Text extract
Generative AI is all the rage, with every technological leader dipping toes into it. A survey conducted by Deloitte and Data Foundation revealed that 55% CDOs are using basic or advanced AI already and 99% of them are considering implementing AI in various capacities in their organization next year. 

The reason: The promise of AI driving value in their organizations is immense. 

But before going to the full blown out phase, it’s imperative to provide a “proof of concept”. These small scale initiatives provide an efficient platform to test out the technology before scaling it across the organization. But, that’s where things get tricky. 

According to IDC, almost 50% of AI pilot projects fail. The main reasons being cost of AI solutions, a lack of qualified workers and unrealistic expectations. 

All of these could be mitigated with meticulous planning. I’ve overseen multiple AI pilot projects as part of Alltius and as a consultant to Fortune 100 companies, and I’ve created a framework for planning a successful generative AI pilot and some tips to ensure your AI pilot project is successful.

Provided material

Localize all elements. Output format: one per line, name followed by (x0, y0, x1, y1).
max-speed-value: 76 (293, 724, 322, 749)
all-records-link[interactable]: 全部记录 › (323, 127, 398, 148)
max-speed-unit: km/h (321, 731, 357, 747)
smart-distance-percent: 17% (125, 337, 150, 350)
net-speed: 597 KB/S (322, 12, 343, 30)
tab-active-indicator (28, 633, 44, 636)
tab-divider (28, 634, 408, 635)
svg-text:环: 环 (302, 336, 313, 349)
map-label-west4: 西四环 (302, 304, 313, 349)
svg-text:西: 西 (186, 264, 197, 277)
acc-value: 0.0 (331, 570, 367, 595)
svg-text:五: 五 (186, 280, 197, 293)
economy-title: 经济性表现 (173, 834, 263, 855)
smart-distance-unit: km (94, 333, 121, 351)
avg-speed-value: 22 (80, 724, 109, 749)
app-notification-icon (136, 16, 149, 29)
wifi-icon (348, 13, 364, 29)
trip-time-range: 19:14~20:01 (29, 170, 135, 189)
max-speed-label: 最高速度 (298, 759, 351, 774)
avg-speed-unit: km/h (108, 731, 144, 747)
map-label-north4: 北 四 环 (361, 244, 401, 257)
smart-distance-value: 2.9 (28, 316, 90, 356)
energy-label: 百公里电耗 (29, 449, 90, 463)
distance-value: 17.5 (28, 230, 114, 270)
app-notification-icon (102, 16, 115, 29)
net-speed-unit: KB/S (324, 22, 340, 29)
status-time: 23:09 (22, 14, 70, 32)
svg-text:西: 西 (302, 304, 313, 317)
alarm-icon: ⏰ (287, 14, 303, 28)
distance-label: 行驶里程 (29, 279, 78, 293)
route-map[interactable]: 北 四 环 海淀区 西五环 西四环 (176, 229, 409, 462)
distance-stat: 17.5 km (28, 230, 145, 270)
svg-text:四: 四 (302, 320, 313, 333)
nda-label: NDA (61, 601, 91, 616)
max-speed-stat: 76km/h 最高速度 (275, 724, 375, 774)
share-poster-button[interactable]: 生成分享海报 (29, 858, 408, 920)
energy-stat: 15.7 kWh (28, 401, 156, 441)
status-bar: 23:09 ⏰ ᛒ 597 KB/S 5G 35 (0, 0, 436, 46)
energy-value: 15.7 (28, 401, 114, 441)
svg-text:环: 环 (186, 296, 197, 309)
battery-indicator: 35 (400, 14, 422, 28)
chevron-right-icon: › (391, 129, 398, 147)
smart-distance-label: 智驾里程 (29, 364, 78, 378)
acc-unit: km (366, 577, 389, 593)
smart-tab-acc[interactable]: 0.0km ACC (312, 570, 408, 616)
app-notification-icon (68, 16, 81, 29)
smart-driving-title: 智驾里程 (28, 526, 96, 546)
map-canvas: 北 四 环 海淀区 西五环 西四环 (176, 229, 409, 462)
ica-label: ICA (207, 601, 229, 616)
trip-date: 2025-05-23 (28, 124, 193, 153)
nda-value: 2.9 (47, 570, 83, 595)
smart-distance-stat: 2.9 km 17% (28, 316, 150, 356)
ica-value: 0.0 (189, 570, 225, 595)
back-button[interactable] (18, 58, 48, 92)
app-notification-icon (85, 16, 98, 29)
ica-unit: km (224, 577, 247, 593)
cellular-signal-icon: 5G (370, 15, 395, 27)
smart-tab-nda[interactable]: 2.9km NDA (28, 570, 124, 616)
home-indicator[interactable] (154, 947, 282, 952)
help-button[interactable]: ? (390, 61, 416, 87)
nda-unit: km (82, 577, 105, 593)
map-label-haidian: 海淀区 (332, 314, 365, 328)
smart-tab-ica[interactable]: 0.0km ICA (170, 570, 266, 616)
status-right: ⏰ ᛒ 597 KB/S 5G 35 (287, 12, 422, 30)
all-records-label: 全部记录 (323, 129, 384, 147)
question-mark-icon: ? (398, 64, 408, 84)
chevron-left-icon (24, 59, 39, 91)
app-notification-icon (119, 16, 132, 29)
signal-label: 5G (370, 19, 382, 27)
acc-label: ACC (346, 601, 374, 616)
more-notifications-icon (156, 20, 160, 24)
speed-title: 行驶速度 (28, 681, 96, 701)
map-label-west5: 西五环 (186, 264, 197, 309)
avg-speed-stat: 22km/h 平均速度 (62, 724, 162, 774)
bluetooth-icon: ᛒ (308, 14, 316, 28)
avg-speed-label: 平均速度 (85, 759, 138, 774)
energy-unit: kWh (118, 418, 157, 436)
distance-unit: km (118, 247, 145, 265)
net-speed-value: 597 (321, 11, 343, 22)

Written request
Reproduce the text on generative AI pilot projects in full, word for word.

Written solution
Generative AI is all the rage, with every technological leader dipping toes into it. A survey conducted by Deloitte and Data Foundation revealed that 55% CDOs are using basic or advanced AI already and 99% of them are considering implementing AI in various capacities in their organization next year. 

The reason: The promise of AI driving value in their organizations is immense. 

But before going to the full blown out phase, it’s imperative to provide a “proof of concept”. These small scale initiatives provide an efficient platform to test out the technology before scaling it across the organization. But, that’s where things get tricky. 

According to IDC, almost 50% of AI pilot projects fail. The main reasons being cost of AI solutions, a lack of qualified workers and unrealistic expectations. 

All of these could be mitigated with meticulous planning. I’ve overseen multiple AI pilot projects as part of Alltius and as a consultant to Fortune 100 companies, and I’ve created a framework for planning a successful generative AI pilot and some tips to ensure your AI pilot project is successful.